[Aim]:
Look through the listing and locate every line containing the word "type"; copy those lines.

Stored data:
╭──

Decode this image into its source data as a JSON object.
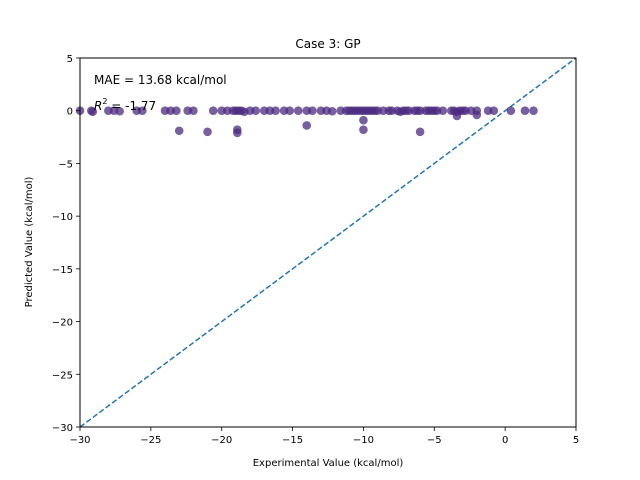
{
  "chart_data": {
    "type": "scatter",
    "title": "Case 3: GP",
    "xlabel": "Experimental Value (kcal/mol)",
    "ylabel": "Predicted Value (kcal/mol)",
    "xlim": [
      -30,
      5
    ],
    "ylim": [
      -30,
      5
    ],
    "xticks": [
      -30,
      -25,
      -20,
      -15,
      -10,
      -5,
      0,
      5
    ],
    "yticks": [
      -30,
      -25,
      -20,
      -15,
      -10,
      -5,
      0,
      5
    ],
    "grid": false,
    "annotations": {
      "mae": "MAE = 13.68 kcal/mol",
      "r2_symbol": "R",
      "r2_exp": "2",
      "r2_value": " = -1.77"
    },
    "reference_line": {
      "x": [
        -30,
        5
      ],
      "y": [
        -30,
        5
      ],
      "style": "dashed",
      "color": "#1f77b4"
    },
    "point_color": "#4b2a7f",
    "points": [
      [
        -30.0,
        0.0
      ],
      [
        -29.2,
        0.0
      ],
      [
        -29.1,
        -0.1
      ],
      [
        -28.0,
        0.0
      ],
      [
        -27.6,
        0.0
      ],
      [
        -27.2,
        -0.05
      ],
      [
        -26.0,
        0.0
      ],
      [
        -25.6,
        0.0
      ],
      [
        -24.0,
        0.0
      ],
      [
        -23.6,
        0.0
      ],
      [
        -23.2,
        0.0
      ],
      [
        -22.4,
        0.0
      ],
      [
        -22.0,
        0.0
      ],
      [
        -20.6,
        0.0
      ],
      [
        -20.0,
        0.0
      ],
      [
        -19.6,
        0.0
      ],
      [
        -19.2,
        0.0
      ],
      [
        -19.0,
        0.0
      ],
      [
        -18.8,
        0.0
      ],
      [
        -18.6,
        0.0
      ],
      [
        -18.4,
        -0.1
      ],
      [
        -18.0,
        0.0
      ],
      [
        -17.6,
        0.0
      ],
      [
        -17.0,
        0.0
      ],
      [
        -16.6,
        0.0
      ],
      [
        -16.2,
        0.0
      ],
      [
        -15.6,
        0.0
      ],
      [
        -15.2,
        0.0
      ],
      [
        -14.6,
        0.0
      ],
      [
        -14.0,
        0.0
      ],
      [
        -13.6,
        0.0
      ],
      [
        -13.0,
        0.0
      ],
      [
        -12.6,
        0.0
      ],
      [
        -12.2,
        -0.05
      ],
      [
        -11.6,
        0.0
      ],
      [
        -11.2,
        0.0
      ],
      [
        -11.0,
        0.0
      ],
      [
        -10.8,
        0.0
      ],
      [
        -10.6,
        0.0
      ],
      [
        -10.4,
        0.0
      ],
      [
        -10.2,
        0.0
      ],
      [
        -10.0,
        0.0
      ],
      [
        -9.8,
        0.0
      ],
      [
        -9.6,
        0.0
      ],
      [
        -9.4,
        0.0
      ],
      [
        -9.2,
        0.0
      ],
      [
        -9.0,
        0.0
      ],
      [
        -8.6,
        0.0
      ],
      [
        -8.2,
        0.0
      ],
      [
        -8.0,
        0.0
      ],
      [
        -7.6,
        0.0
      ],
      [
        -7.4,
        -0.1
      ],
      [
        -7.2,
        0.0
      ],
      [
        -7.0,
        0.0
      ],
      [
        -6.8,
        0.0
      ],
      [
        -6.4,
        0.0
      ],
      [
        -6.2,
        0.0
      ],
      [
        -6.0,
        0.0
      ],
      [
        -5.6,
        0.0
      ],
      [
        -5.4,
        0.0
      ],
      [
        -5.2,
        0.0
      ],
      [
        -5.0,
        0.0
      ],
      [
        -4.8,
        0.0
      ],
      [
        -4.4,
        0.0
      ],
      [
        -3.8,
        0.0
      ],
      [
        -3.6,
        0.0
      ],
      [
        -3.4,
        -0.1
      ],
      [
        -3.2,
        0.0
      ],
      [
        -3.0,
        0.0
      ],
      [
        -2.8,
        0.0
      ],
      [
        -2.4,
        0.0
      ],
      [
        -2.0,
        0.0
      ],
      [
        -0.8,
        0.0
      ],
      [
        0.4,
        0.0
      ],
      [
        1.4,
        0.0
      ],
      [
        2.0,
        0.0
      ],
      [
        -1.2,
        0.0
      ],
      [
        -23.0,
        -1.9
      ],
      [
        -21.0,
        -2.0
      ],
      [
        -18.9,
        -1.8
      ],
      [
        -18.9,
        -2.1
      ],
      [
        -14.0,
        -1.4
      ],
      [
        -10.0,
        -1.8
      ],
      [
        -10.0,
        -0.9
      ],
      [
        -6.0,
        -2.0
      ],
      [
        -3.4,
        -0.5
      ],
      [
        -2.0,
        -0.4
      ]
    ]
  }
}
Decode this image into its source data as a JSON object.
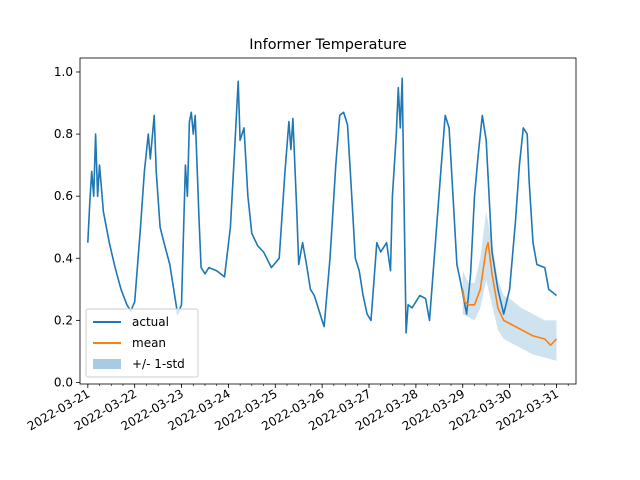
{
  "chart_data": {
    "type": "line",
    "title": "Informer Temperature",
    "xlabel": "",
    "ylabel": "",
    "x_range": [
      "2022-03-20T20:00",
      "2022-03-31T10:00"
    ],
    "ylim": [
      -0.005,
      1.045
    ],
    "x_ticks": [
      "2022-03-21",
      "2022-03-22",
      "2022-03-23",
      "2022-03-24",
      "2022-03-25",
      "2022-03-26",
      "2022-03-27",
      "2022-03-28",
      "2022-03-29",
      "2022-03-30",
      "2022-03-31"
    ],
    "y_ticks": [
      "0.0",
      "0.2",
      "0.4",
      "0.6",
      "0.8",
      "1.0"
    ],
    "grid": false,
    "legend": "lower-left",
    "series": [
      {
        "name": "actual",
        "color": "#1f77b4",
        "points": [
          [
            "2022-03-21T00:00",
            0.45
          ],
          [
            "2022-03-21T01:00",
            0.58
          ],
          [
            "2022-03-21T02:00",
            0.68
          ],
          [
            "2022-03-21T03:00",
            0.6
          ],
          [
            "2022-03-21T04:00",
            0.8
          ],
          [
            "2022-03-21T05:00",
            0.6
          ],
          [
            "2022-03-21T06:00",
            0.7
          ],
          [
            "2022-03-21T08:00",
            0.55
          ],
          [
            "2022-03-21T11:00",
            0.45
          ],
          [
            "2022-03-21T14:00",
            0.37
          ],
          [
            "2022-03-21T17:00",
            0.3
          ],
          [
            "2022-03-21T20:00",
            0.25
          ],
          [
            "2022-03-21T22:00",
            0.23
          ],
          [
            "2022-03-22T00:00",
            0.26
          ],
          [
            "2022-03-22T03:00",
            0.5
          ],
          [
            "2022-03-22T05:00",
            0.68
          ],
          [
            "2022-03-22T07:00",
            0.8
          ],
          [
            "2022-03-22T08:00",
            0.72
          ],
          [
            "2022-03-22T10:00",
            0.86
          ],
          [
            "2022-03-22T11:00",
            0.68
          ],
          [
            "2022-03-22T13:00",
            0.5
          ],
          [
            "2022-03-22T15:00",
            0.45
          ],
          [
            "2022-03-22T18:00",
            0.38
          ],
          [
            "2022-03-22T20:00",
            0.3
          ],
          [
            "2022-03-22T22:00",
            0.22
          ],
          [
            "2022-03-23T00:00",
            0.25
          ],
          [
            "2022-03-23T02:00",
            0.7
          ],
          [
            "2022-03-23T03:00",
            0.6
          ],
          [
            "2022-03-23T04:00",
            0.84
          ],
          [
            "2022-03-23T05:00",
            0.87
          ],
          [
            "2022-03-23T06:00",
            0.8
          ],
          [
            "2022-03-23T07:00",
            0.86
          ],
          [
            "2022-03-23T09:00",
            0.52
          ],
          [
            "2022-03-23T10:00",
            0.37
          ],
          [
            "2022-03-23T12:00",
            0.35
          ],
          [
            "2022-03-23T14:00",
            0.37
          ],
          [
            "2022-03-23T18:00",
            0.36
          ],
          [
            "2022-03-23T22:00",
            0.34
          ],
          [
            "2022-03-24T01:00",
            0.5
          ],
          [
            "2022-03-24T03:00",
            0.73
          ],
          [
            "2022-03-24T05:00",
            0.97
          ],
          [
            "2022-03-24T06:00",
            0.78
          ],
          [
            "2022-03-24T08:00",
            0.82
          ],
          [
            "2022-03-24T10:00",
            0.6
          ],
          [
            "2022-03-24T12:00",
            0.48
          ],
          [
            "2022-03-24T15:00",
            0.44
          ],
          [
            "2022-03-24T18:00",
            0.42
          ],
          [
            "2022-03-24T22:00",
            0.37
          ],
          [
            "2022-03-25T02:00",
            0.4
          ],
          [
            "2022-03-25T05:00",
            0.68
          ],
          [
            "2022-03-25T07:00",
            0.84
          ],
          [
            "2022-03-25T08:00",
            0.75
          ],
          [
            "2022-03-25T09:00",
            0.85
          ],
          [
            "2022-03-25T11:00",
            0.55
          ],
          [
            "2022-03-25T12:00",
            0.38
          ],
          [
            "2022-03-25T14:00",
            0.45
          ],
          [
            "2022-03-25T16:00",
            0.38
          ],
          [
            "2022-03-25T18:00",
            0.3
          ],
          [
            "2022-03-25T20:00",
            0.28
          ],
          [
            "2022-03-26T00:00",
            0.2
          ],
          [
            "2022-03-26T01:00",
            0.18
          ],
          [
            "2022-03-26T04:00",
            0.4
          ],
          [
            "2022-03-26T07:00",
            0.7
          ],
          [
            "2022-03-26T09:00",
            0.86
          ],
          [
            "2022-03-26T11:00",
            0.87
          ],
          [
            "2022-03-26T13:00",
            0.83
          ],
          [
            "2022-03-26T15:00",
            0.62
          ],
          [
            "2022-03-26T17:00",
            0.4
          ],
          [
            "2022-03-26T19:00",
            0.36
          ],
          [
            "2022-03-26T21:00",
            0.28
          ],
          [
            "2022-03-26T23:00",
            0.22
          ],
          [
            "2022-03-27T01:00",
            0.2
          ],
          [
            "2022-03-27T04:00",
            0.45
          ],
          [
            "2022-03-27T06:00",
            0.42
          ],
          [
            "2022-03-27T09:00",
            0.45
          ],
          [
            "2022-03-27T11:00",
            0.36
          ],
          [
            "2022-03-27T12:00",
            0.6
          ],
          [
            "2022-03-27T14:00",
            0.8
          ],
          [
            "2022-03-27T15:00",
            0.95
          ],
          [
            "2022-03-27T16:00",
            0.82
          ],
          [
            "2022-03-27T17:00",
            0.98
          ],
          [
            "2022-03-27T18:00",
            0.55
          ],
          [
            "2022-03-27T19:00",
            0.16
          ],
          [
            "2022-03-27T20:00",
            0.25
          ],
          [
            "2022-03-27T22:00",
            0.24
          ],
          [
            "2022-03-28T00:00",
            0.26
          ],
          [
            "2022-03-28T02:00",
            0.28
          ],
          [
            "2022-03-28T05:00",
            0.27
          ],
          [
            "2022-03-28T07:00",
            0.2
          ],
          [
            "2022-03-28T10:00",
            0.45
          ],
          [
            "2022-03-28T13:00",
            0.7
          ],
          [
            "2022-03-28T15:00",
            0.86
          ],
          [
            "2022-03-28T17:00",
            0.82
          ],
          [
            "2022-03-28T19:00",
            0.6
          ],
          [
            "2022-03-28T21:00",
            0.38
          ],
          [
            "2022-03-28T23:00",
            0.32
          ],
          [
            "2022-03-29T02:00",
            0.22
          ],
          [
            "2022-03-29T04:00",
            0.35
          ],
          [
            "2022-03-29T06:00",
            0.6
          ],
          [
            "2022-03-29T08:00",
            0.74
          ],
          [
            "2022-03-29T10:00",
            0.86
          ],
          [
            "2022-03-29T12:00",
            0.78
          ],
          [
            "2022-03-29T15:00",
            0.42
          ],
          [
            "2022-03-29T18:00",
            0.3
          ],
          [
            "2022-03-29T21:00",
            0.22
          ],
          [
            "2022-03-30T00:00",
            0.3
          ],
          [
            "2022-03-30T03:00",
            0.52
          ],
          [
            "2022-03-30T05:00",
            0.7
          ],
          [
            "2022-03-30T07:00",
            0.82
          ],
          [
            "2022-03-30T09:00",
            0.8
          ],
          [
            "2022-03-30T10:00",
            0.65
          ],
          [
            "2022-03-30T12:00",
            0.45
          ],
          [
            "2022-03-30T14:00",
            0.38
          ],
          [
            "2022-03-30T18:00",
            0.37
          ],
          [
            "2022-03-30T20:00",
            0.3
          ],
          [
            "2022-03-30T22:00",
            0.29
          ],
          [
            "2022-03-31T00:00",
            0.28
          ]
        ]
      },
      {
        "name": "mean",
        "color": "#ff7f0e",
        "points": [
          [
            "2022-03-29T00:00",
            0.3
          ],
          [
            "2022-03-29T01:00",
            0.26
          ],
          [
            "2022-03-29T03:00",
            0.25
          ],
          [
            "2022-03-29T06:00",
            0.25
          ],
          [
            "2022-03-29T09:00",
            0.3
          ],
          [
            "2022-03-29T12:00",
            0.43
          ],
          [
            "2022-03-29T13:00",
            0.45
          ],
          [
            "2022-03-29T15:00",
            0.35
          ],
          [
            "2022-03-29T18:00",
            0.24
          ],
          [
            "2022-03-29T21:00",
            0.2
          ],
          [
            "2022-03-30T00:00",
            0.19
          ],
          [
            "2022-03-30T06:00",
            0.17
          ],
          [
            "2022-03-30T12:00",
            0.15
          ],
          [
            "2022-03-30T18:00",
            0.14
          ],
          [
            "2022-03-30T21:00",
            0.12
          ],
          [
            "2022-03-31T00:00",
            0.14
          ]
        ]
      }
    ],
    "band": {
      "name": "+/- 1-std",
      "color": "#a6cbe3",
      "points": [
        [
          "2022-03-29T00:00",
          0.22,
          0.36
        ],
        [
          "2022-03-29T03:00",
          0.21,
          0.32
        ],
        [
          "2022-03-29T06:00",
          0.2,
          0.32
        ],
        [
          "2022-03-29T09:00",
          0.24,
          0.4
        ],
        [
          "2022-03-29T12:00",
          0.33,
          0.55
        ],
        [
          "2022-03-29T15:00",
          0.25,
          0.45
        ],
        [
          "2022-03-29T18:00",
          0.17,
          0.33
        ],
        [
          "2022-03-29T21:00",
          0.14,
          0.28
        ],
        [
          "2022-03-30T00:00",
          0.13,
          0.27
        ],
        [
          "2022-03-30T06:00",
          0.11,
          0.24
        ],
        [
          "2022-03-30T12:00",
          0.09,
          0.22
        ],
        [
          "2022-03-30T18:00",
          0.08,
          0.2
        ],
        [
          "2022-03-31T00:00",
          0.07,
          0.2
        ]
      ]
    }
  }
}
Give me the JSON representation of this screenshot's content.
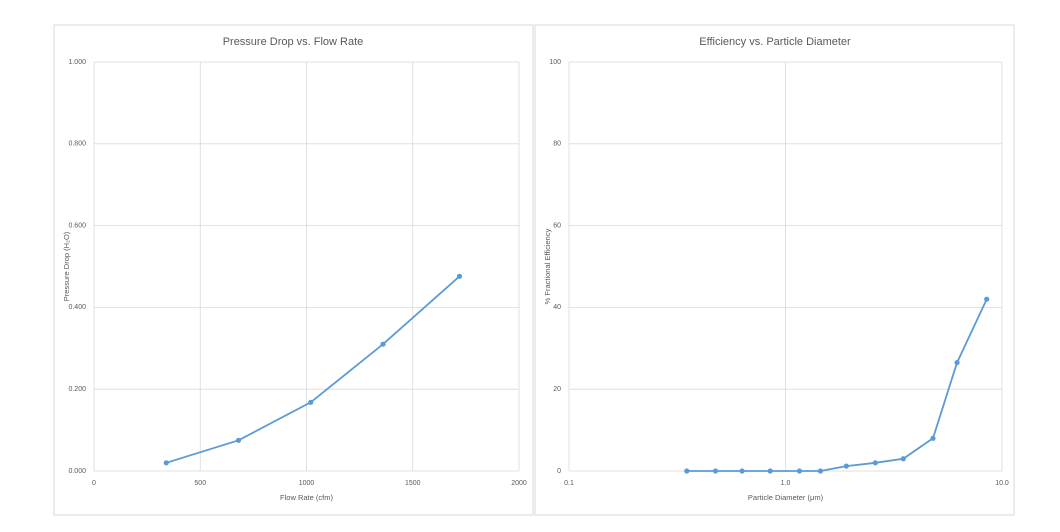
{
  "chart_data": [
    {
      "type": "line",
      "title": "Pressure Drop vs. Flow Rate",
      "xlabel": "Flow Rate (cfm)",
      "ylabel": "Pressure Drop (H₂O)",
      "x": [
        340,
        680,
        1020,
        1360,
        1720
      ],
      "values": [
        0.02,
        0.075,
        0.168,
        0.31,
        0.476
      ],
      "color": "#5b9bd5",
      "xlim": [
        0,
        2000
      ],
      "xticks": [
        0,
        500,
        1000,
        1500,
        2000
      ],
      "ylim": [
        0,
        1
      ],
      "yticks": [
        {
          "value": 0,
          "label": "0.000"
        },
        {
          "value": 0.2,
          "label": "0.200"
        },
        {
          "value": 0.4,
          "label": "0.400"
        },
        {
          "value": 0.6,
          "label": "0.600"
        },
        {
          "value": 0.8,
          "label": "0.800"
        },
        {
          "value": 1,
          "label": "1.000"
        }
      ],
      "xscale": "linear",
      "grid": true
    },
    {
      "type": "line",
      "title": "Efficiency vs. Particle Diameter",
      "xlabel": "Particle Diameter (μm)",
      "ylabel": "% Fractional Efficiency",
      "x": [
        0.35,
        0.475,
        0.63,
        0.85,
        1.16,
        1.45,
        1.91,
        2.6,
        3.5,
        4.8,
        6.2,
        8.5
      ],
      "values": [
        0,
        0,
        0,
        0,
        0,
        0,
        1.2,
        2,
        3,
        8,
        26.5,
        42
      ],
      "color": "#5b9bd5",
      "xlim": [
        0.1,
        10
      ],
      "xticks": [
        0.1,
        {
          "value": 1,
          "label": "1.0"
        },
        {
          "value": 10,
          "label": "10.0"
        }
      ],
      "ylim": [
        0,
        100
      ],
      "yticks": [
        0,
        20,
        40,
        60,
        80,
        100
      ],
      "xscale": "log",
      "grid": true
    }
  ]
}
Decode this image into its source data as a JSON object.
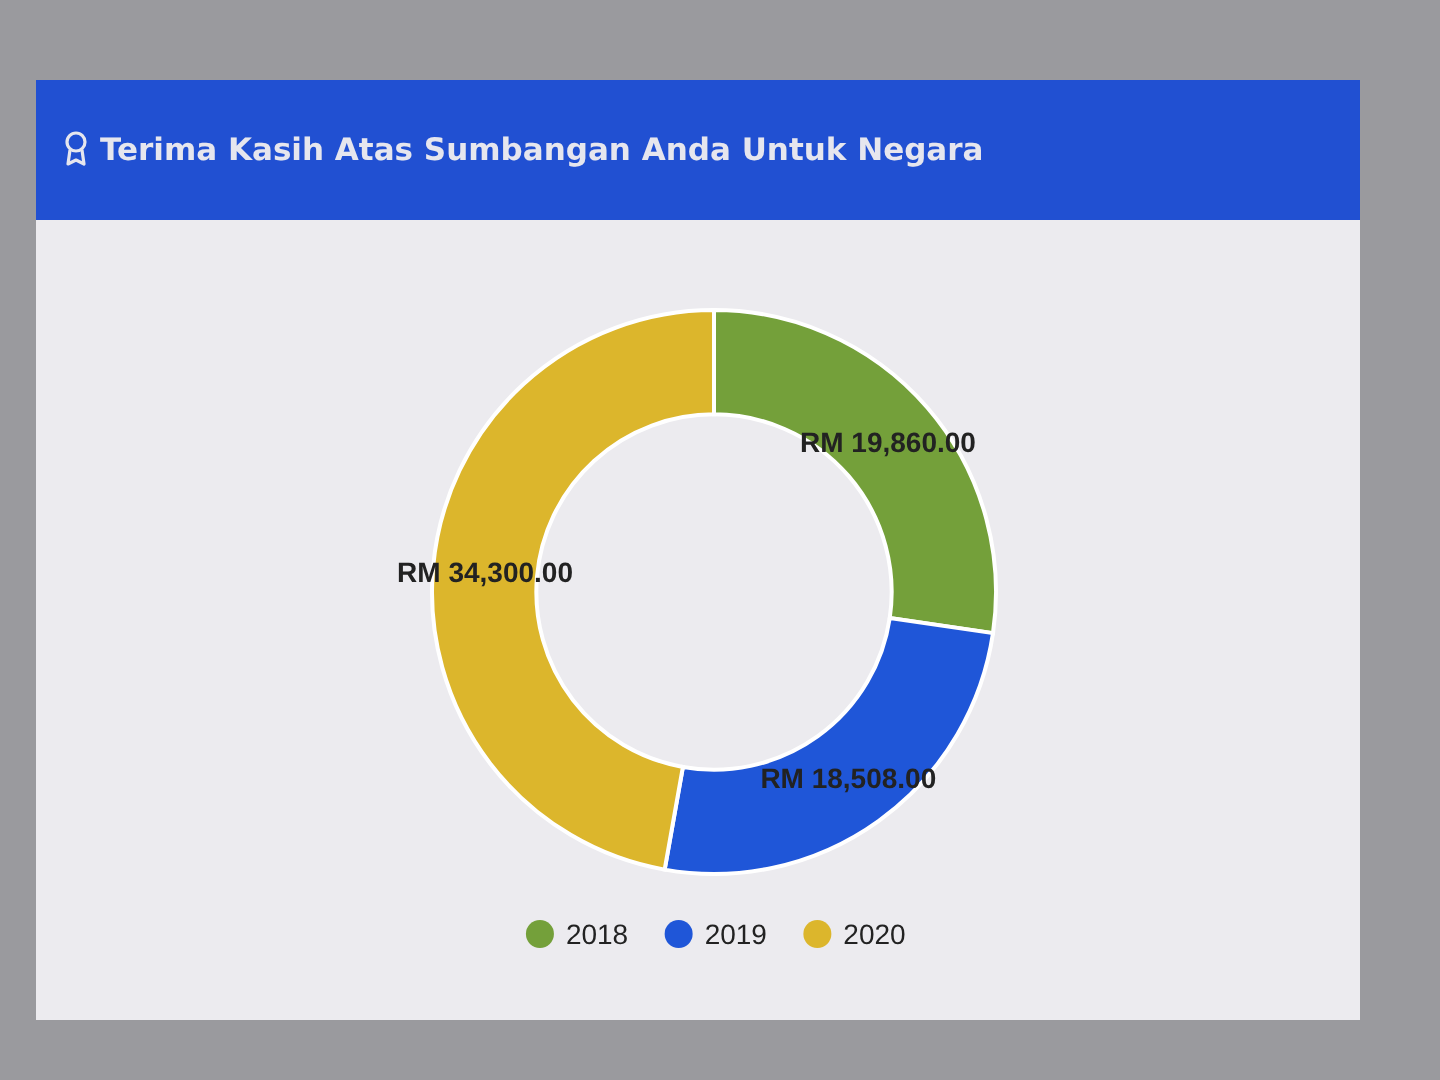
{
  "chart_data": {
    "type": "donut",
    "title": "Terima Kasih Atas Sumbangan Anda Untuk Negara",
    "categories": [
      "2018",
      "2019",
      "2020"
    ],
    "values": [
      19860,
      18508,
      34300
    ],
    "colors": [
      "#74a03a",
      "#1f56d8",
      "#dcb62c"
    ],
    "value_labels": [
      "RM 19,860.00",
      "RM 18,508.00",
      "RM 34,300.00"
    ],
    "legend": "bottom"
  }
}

╰──

[Answer to this exercise]:
    "type": "scatter",
    "type": "line",
      "type": "line",
      "type": "line",
    "type": "donut",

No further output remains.